__FRAGMENTO DE LECTURA__.
Domingo de Pentecostés



(Ciclo C – 2019)

Jesús había prometido que enviaría el Espíritu Santo luego de su muerte y resurrección y cumple con lo prometido, soplando el Espíritu Santo, junto al Padre, sobre la iglesia, para Pentecostés: “Reciban el Espíritu Santo” (Jn 20, 19-23).
¿Cuál será la función del Espíritu Santo sobre la Iglesia?
Una de las funciones que cumplirá el Espíritu Santo en la Iglesia será la de ser “Alma de la Iglesia”, porque obrará en ella dándole vida, luz y calor, así como el alma hace con el cuerpo humano. Un cuerpo sin alma, no tiene vida, no tiene luz, no tiene calor: está muerto. Del mismo modo, el Espíritu Santo actuará en la Iglesia como “Alma de la Iglesia”, dándole la vida de Dios, la luz de Dios, el calor del Amor de Dios. Una Iglesia sin vida espiritual y sin el calor del Amor divino del Corazón de Jesús, es una Iglesia sin el Espíritu Santo, así como una Iglesia oscura, en el sentido de las herejías: una Iglesia hereje, cismática, desobediente, creadora de novedades, es una Iglesia sin Espíritu Santo.
Otra función del Espíritu Santo es la anticipada por Jesucristo: “El Espíritu Santo os enseñará todo y os recordará todo” (Jn 14, 26), es decir, el Espíritu Santo ejercerá la función de Maestro espiritual y ejercerá la función mnemónica, de memoria de lo dicho por Jesús. Esta función de Maestro no será la de un maestro terreno, sino la de un Maestro celestial, porque no sólo recordará y enseñará lo que Jesús dijo, sino que hará que el alma –y la Iglesia toda- vivan las palabras de Jesús en el sentido sobrenatural en el que Él las pronunció. Por ejemplo, no es lo mismo simplemente recordar que Jesús dijo: “Carguen la Cruz de cada día” y también “amen a sus enemigos”, a efectivamente cargar espiritual y sobrenaturalmente la Cruz de cada día y también amar sobrenaturalmente a los enemigos.
Otra función del Espíritu Santo será el hablar a la Iglesia de Jesús: “les hablará de Mí” (Jn 16, 13). La función magistral  mnemónica del Espíritu Santo en relación a Jesús es la de hacernos saber y comprender que Jesús no es un hombre más entre tantos, ni un hombre santo, ni un profeta, ni el más santo entre los santos: es la de hacernos saber que es Dios Hijo Encarnado, la Segunda Persona de la Trinidad, que actualiza y prolonga su encarnación en la Eucaristía, de modo que la función magistral y mnemónica de Jesús es ante todo eucarística: si Jesús no es Dios Hijo encarnado en el seno virgen de María, entonces la Eucaristía no es Jesús, Dios Hijo encarnado, que prolonga su encarnación en el seno virgen de la Iglesia, el altar eucarístico.

__TAREA A REALIZAR__.
Responda brevemente, según el texto sobre Pentecostés:
(a) ¿Qué tres cosas da el Espíritu Santo a la Iglesia al obrar como su alma?
(b) ¿Qué dos funciones ejercerá el Espíritu Santo según la cita de Jn 14, 26?
(c) ¿Qué se identifica como "el seno virgen de la Iglesia"?

__MATERIAL MOSTRADO__.
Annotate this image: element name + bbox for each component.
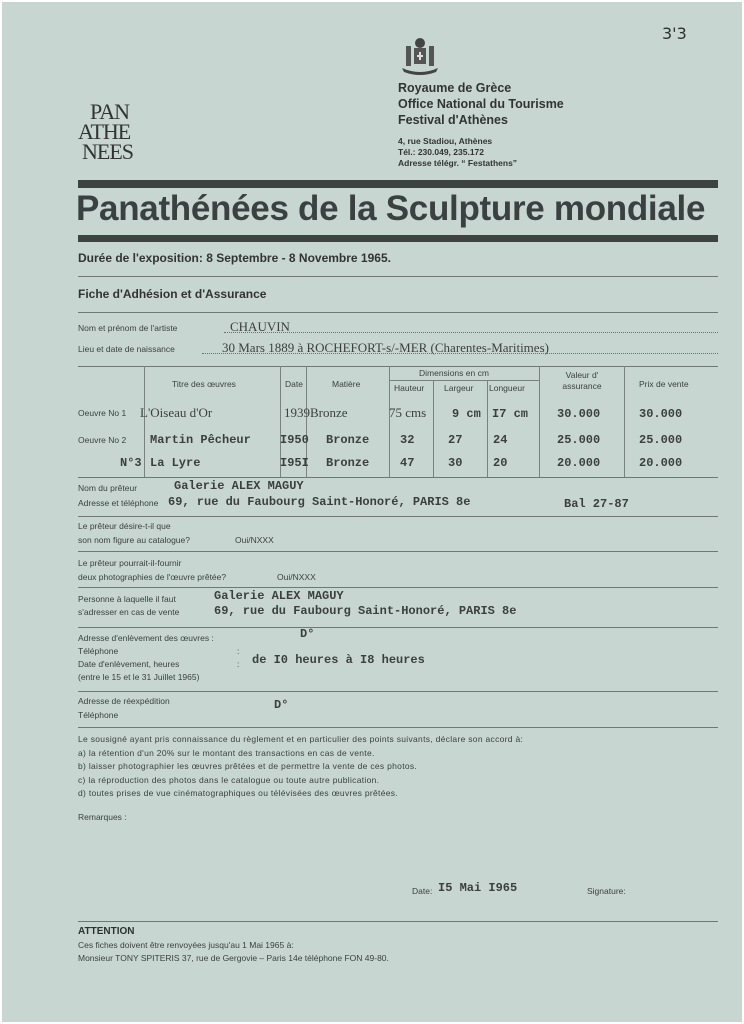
signature-label: Signature: xyxy=(587,886,626,896)
row-height[interactable]: 75 cms xyxy=(389,405,427,420)
contact-label: Personne à laquelle il faut xyxy=(78,594,176,604)
address-line: Tél.: 230.049, 235.172 xyxy=(398,147,485,157)
org-block xyxy=(398,80,564,128)
catalogue-answer[interactable]: Oui/NXXX xyxy=(235,535,274,545)
pickup-phone-label: Téléphone xyxy=(78,646,119,656)
colon: : xyxy=(237,659,240,669)
row-date[interactable]: I95I xyxy=(280,456,309,470)
row-price[interactable]: 20.000 xyxy=(639,456,683,470)
row-height[interactable]: 32 xyxy=(400,433,415,447)
row-width[interactable]: 27 xyxy=(448,433,463,447)
row-material[interactable]: Bronze xyxy=(326,456,370,470)
row-length[interactable]: I7 cm xyxy=(492,407,529,421)
row-insurance[interactable]: 20.000 xyxy=(557,456,601,470)
attention-line: Monsieur TONY SPITERIS 37, rue de Gergovie – Paris 14e téléphone FON 49-80. xyxy=(78,953,389,963)
colon: : xyxy=(237,646,240,656)
table-top-rule xyxy=(78,366,718,367)
row-label: Oeuvre No 1 xyxy=(78,408,127,418)
page-number: 3'3 xyxy=(662,24,687,43)
terms-item: b) laisser photographier les œuvres prêtées et de permettre la vente de ces photos. xyxy=(78,761,418,771)
pickup-date-label: Date d'enlèvement, heures xyxy=(78,659,180,669)
col-divider xyxy=(539,366,540,478)
lender-phone-value[interactable]: Bal 27-87 xyxy=(564,497,629,511)
row-insurance[interactable]: 25.000 xyxy=(557,433,601,447)
rule xyxy=(78,516,718,517)
divider-bar xyxy=(78,180,718,188)
contact-value[interactable]: 69, rue du Faubourg Saint-Honoré, PARIS 8e xyxy=(214,604,517,618)
artist-value[interactable]: CHAUVIN xyxy=(230,319,290,334)
document-title: Panathénées de la Sculpture mondiale xyxy=(76,189,706,228)
row-title[interactable]: L'Oiseau d'Or xyxy=(140,405,213,420)
col-price: Prix de vente xyxy=(639,379,689,389)
pickup-address-label: Adresse d'enlèvement des œuvres : xyxy=(78,633,214,643)
col-date: Date xyxy=(285,379,303,389)
date-value[interactable]: I5 Mai I965 xyxy=(438,881,518,895)
greek-crest-icon xyxy=(398,36,442,78)
attention-line: Ces fiches doivent être renvoyées jusqu'au 1 Mai 1965 à: xyxy=(78,940,294,950)
attention-title: ATTENTION xyxy=(78,926,135,937)
col-divider xyxy=(624,366,625,478)
catalogue-question: Le prêteur désire-t-il que xyxy=(78,521,171,531)
col-divider xyxy=(433,380,434,478)
document-page xyxy=(2,2,742,1022)
return-address-label: Adresse de réexpédition xyxy=(78,696,170,706)
rule xyxy=(78,727,718,728)
lender-address-value[interactable]: 69, rue du Faubourg Saint-Honoré, PARIS 8e xyxy=(168,495,471,509)
logo-line: PAN xyxy=(90,99,129,124)
row-price[interactable]: 30.000 xyxy=(639,407,683,421)
address-line: 4, rue Stadiou, Athènes xyxy=(398,136,493,146)
logo xyxy=(78,99,133,164)
col-divider xyxy=(144,366,145,478)
terms-block xyxy=(78,733,523,801)
terms-item: a) la rétention d'un 20% sur le montant des transactions en cas de vente. xyxy=(78,747,375,758)
org-line: Royaume de Grèce xyxy=(398,81,512,95)
birth-label: Lieu et date de naissance xyxy=(78,344,175,354)
pickup-hours-value[interactable]: de I0 heures à I8 heures xyxy=(252,653,425,667)
lender-address-label: Adresse et téléphone xyxy=(78,498,159,508)
table-bottom-rule xyxy=(78,477,718,478)
photos-question: deux photographies de l'œuvre prêtée? xyxy=(78,572,227,582)
logo-line: ATHE xyxy=(78,119,131,144)
birth-value[interactable]: 30 Mars 1889 à ROCHEFORT-s/-MER (Charentes-Maritimes) xyxy=(222,340,549,355)
col-divider xyxy=(389,366,390,478)
rule xyxy=(78,551,718,552)
lender-name-value[interactable]: Galerie ALEX MAGUY xyxy=(174,479,304,493)
artist-label: Nom et prénom de l'artiste xyxy=(78,323,178,333)
col-divider xyxy=(487,380,488,478)
row-material[interactable]: Bronze xyxy=(326,433,370,447)
pickup-address-value[interactable]: D° xyxy=(300,627,315,641)
address-line: Adresse télégr. “ Festathens” xyxy=(398,158,518,168)
row-material[interactable]: Bronze xyxy=(310,405,348,420)
org-line: Office National du Tourisme xyxy=(398,97,564,111)
col-material: Matière xyxy=(332,379,361,389)
col-dimensions: Dimensions en cm xyxy=(419,368,489,378)
rule xyxy=(389,380,539,381)
contact-value[interactable]: Galerie ALEX MAGUY xyxy=(214,589,344,603)
row-height[interactable]: 47 xyxy=(400,456,415,470)
terms-item: d) toutes prises de vue cinématographiques ou télévisées des œuvres prêtées. xyxy=(78,788,398,798)
pickup-period-note: (entre le 15 et le 31 Juillet 1965) xyxy=(78,672,200,682)
org-line: Festival d'Athènes xyxy=(398,113,508,127)
row-label: Oeuvre No 2 xyxy=(78,435,127,445)
rule xyxy=(78,921,718,922)
rule xyxy=(78,312,718,313)
contact-label: s'adresser en cas de vente xyxy=(78,607,180,617)
rule xyxy=(78,276,718,277)
logo-line: NEES xyxy=(82,139,133,164)
catalogue-question: son nom figure au catalogue? xyxy=(78,535,190,545)
rule xyxy=(78,627,718,628)
terms-item: c) la réproduction des photos dans le catalogue ou toute autre publication. xyxy=(78,774,380,785)
col-length: Longueur xyxy=(489,383,525,393)
rule xyxy=(78,691,718,692)
row-price[interactable]: 25.000 xyxy=(639,433,683,447)
row-length[interactable]: 20 xyxy=(493,456,508,470)
row-date[interactable]: I950 xyxy=(280,433,309,447)
date-label: Date: xyxy=(412,886,433,896)
col-title: Titre des œuvres xyxy=(172,379,236,389)
row-title[interactable]: La Lyre xyxy=(150,456,201,470)
artist-field-line xyxy=(224,332,718,333)
org-address xyxy=(398,136,517,169)
form-title: Fiche d'Adhésion et d'Assurance xyxy=(78,287,267,301)
col-width: Largeur xyxy=(444,383,474,393)
photos-question: Le prêteur pourrait-il-fournir xyxy=(78,558,182,568)
row-date[interactable]: 1939 xyxy=(284,405,310,420)
row-length[interactable]: 24 xyxy=(493,433,508,447)
row-label[interactable]: N°3 xyxy=(120,456,142,470)
col-height: Hauteur xyxy=(394,383,425,393)
rule xyxy=(78,587,718,588)
row-width[interactable]: 30 xyxy=(448,456,463,470)
col-insurance: Valeur d' assurance xyxy=(562,370,602,391)
lender-name-label: Nom du prêteur xyxy=(78,483,138,493)
terms-intro: Le sousigné ayant pris connaissance du règlement et en particulier des points suivants, déclare son accord à: xyxy=(78,734,524,744)
row-width[interactable]: 9 cm xyxy=(452,407,481,421)
photos-answer[interactable]: Oui/NXXX xyxy=(277,572,316,582)
row-insurance[interactable]: 30.000 xyxy=(557,407,601,421)
remarks-label: Remarques : xyxy=(78,812,127,822)
row-title[interactable]: Martin Pêcheur xyxy=(150,433,251,447)
exhibition-duration: Durée de l'exposition: 8 Septembre - 8 Novembre 1965. xyxy=(78,251,391,265)
return-address-value[interactable]: D° xyxy=(274,698,289,712)
return-phone-label: Téléphone xyxy=(78,710,119,720)
divider-bar xyxy=(78,235,718,242)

__SOLUCIÓN DEL EJERCICIO__.
(a) Vida, luz y calor.
(b) La función de Maestro espiritual y la función mnemónica, de memoria de lo dicho por Jesús.
(c) El altar eucarístico.